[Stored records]
+++++

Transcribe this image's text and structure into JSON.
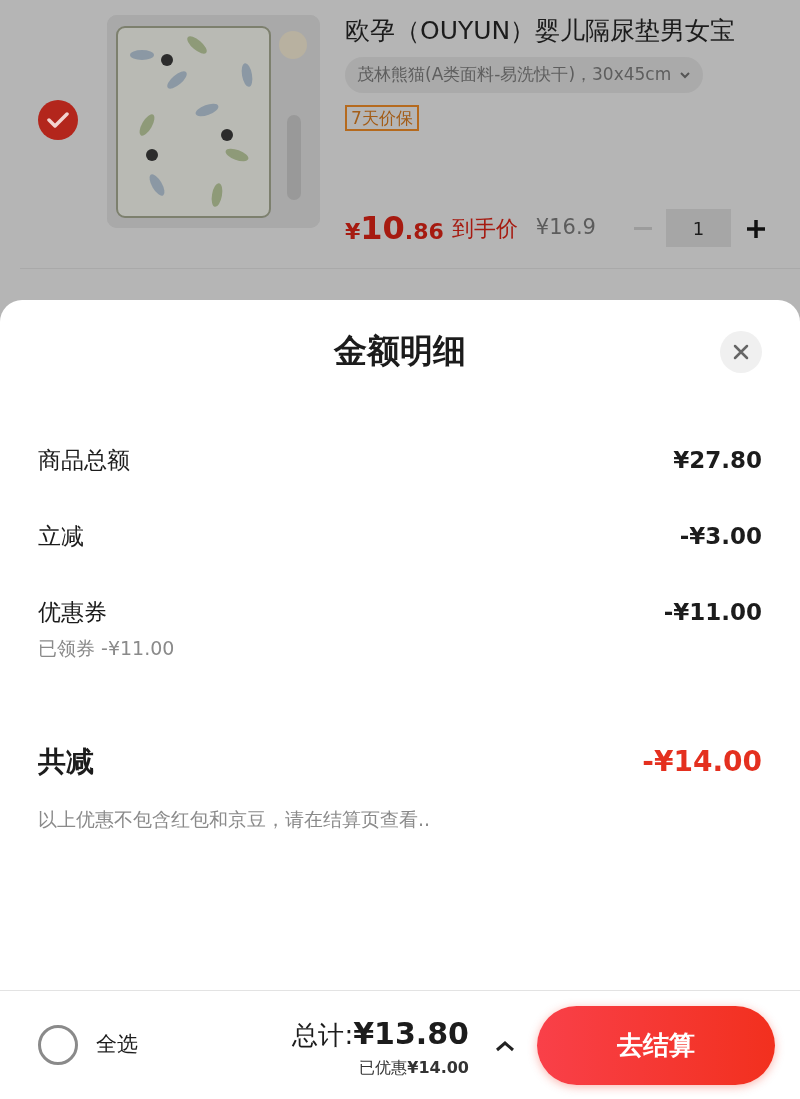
{
  "product": {
    "selected": true,
    "title": "欧孕（OUYUN）婴儿隔尿垫男女宝",
    "spec": "茂林熊猫(A类面料-易洗快干)，30x45cm",
    "tag": "7天价保",
    "price_symbol": "¥",
    "price_int": "10",
    "price_dec": ".86",
    "price_label": "到手价",
    "original_price": "¥16.9",
    "quantity": "1"
  },
  "sheet": {
    "title": "金额明细",
    "rows": [
      {
        "label": "商品总额",
        "value": "¥27.80"
      },
      {
        "label": "立减",
        "value": "-¥3.00"
      },
      {
        "label": "优惠券",
        "value": "-¥11.00",
        "note": "已领券 -¥11.00"
      }
    ],
    "total": {
      "label": "共减",
      "value": "-¥14.00"
    },
    "disclaimer": "以上优惠不包含红包和京豆，请在结算页查看.."
  },
  "bottom_bar": {
    "select_all": {
      "label": "全选",
      "checked": false
    },
    "total_label": "总计:",
    "total_value": "¥13.80",
    "saved": "已优惠**¥14.00**",
    "checkout": "去结算"
  }
}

+++++

- _PROBLEM TO SOLVE_
Copy the material exactly. Do not include the pictures.

- _TASK RESPONSE_
Transcribe this image's text and structure into JSON.
{
  "product": {
    "selected": true,
    "title": "欧孕（OUYUN）婴儿隔尿垫男女宝",
    "spec": "茂林熊猫(A类面料-易洗快干)，30x45cm",
    "tag": "7天价保",
    "price_symbol": "¥",
    "price_int": "10",
    "price_dec": ".86",
    "price_label": "到手价",
    "original_price": "¥16.9",
    "quantity": "1"
  },
  "sheet": {
    "title": "金额明细",
    "rows": [
      {
        "label": "商品总额",
        "value": "¥27.80"
      },
      {
        "label": "立减",
        "value": "-¥3.00"
      },
      {
        "label": "优惠券",
        "value": "-¥11.00",
        "note": "已领券 -¥11.00"
      }
    ],
    "total": {
      "label": "共减",
      "value": "-¥14.00"
    },
    "disclaimer": "以上优惠不包含红包和京豆，请在结算页查看.."
  },
  "bottom_bar": {
    "select_all": {
      "label": "全选",
      "checked": false
    },
    "total_label": "总计:",
    "total_value": "¥13.80",
    "saved": "已优惠**¥14.00**",
    "checkout": "去结算"
  }
}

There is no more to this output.